— Begin Excerpted records —

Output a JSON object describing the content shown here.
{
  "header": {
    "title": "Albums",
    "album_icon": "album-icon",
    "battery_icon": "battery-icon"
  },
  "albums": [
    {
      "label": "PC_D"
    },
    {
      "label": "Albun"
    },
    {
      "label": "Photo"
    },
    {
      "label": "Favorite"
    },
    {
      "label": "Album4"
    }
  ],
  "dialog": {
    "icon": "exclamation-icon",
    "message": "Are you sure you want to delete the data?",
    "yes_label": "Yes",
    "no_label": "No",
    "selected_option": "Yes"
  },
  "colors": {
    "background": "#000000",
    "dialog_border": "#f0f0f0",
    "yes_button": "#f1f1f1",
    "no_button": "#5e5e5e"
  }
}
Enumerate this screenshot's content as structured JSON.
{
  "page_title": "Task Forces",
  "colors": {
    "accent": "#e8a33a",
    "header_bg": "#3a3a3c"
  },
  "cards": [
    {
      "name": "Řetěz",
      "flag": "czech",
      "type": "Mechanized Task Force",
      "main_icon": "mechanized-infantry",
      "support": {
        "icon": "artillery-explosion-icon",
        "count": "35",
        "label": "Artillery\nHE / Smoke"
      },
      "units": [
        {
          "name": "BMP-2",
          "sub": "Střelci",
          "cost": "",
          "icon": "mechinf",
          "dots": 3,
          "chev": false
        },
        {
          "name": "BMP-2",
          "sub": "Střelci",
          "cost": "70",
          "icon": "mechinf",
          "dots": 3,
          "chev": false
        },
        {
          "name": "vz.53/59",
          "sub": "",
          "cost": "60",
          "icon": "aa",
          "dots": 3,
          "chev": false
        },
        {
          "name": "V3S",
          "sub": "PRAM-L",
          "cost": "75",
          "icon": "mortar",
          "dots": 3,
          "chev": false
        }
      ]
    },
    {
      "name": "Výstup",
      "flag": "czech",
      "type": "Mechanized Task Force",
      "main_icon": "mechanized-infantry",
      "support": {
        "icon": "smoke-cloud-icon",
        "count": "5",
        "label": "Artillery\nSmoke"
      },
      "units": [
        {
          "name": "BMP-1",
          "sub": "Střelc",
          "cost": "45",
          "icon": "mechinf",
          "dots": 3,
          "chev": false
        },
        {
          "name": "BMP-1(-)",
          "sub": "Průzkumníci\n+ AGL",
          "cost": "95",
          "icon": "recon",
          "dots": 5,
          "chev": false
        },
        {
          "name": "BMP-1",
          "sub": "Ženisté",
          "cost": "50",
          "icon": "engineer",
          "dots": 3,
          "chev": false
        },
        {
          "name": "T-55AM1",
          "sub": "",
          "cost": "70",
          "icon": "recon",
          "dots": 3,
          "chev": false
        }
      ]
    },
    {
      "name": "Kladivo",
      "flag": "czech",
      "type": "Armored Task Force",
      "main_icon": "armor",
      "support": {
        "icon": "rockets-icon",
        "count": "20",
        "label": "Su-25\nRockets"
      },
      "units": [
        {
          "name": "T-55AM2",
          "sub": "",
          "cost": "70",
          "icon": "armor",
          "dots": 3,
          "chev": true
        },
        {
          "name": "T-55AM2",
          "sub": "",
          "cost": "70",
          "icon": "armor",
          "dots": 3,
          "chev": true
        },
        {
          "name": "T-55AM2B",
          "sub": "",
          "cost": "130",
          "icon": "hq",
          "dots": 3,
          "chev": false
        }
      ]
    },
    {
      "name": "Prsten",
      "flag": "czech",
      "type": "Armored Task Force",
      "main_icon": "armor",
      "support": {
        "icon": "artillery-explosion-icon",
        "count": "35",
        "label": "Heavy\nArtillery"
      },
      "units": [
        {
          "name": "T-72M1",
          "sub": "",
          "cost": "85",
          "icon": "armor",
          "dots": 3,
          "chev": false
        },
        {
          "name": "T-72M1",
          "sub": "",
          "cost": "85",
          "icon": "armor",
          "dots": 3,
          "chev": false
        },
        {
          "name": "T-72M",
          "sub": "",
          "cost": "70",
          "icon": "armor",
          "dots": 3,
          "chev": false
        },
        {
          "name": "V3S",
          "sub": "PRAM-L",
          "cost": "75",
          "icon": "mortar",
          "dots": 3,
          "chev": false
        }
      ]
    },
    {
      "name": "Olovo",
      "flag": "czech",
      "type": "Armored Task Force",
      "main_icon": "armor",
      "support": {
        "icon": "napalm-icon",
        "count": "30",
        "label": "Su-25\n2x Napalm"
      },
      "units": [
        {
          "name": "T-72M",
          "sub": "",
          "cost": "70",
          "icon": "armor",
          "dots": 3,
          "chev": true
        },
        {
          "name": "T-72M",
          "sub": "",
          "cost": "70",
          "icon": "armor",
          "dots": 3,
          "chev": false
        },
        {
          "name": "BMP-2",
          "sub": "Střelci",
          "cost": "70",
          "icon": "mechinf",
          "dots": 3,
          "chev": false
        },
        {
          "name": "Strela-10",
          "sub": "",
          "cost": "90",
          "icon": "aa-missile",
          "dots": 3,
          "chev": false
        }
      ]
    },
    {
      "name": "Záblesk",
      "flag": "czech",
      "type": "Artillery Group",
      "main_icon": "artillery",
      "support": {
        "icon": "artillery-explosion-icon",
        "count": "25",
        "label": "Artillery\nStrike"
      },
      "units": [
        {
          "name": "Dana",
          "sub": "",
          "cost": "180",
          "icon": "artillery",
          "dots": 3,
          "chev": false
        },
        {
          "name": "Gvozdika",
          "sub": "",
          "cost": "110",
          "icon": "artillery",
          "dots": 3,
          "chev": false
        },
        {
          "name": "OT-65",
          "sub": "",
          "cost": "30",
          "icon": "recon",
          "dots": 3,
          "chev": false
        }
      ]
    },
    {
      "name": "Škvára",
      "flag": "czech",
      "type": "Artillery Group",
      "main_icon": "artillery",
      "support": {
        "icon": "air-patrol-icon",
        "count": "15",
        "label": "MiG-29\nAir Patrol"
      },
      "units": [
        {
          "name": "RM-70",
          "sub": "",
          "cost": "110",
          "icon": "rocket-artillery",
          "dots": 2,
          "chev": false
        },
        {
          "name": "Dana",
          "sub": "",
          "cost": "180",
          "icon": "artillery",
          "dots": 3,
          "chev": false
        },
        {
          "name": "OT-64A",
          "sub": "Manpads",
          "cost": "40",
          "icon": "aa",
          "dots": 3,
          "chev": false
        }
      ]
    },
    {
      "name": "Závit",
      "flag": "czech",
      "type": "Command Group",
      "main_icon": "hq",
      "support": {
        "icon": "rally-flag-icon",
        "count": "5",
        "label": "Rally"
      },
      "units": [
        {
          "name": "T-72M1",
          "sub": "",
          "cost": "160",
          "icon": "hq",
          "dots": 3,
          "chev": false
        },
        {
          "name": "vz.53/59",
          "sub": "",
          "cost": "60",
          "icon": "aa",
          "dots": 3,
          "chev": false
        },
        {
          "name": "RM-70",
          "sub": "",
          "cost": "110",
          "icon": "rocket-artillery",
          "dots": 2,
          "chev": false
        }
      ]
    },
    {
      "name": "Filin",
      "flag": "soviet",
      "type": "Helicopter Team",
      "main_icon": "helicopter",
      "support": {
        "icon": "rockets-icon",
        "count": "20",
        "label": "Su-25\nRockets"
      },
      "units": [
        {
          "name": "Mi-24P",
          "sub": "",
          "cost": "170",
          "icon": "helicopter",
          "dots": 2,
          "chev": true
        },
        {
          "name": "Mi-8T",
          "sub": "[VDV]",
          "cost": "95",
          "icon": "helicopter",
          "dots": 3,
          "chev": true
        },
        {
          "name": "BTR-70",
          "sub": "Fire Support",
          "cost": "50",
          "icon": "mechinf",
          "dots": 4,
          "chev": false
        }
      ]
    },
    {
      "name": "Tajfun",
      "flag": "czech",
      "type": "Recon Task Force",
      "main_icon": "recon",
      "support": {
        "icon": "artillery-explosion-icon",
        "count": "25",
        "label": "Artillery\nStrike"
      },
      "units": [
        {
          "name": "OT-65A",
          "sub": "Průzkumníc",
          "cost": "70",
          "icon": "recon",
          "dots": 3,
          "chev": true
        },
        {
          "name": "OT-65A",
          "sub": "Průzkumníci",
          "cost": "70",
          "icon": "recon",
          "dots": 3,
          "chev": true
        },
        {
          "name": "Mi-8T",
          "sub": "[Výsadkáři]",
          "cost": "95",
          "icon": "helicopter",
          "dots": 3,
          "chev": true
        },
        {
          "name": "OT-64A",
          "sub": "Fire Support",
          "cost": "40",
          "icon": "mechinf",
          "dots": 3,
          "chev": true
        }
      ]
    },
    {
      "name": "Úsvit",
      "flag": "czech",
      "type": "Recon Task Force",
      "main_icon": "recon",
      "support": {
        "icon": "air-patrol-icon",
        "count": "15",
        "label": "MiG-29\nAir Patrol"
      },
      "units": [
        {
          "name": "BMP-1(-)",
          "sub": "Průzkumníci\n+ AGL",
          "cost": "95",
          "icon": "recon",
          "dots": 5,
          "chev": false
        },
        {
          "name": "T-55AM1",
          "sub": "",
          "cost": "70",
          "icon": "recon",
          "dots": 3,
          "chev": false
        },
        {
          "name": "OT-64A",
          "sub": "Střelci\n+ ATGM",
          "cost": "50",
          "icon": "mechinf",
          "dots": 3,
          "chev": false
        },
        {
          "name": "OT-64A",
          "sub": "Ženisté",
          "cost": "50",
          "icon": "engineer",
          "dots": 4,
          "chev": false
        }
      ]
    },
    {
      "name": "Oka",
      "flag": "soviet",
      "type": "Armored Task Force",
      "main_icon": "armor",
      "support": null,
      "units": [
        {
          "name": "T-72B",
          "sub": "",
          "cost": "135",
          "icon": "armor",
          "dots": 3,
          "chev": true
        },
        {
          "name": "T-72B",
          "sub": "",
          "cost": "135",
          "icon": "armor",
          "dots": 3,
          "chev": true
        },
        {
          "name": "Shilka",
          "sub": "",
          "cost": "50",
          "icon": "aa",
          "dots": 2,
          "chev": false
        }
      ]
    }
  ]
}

— End Excerpted records —

» **Exercise**: Above are the records; copy every line in them that holds the word "JSON".

» **Response**:
Output a JSON object describing the content shown here.
Enumerate this screenshot's content as structured JSON.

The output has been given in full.